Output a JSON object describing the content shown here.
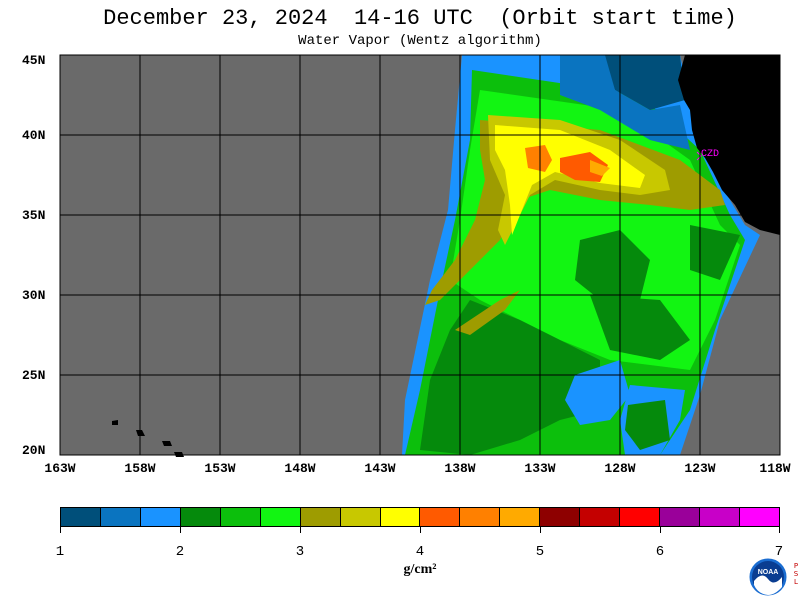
{
  "title": "December 23, 2024  14-16 UTC  (Orbit start time)",
  "subtitle": "Water Vapor (Wentz algorithm)",
  "map": {
    "land_color": "#000000",
    "no_data_color": "#6a6a6a",
    "grid_color": "#000000",
    "station_label": "CZD",
    "station_color": "#ff00ff"
  },
  "lat_labels": [
    "45N",
    "40N",
    "35N",
    "30N",
    "25N",
    "20N"
  ],
  "lon_labels": [
    "163W",
    "158W",
    "153W",
    "148W",
    "143W",
    "138W",
    "133W",
    "128W",
    "123W",
    "118W"
  ],
  "colorbar": {
    "colors": [
      "#004f7a",
      "#0a74c0",
      "#1a93ff",
      "#058a0c",
      "#0cbf0c",
      "#12f512",
      "#9e9c00",
      "#c8c800",
      "#ffff00",
      "#ff5a00",
      "#ff8000",
      "#ffaa00",
      "#8e0000",
      "#c40000",
      "#ff0000",
      "#9a009a",
      "#c800c8",
      "#ff00ff"
    ],
    "tick_labels": [
      "1",
      "2",
      "3",
      "4",
      "5",
      "6",
      "7"
    ],
    "unit": "g/cm²"
  },
  "logo": {
    "text": "NOAA",
    "side_text": "PSL"
  }
}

What the task requires:
Copy every line above word for word and exclude the pictures.

Full response:
Output a JSON object describing the content shown here.
{
  "title": "December 23, 2024  14-16 UTC  (Orbit start time)",
  "subtitle": "Water Vapor (Wentz algorithm)",
  "map": {
    "land_color": "#000000",
    "no_data_color": "#6a6a6a",
    "grid_color": "#000000",
    "station_label": "CZD",
    "station_color": "#ff00ff"
  },
  "lat_labels": [
    "45N",
    "40N",
    "35N",
    "30N",
    "25N",
    "20N"
  ],
  "lon_labels": [
    "163W",
    "158W",
    "153W",
    "148W",
    "143W",
    "138W",
    "133W",
    "128W",
    "123W",
    "118W"
  ],
  "colorbar": {
    "colors": [
      "#004f7a",
      "#0a74c0",
      "#1a93ff",
      "#058a0c",
      "#0cbf0c",
      "#12f512",
      "#9e9c00",
      "#c8c800",
      "#ffff00",
      "#ff5a00",
      "#ff8000",
      "#ffaa00",
      "#8e0000",
      "#c40000",
      "#ff0000",
      "#9a009a",
      "#c800c8",
      "#ff00ff"
    ],
    "tick_labels": [
      "1",
      "2",
      "3",
      "4",
      "5",
      "6",
      "7"
    ],
    "unit": "g/cm²"
  },
  "logo": {
    "text": "NOAA",
    "side_text": "PSL"
  }
}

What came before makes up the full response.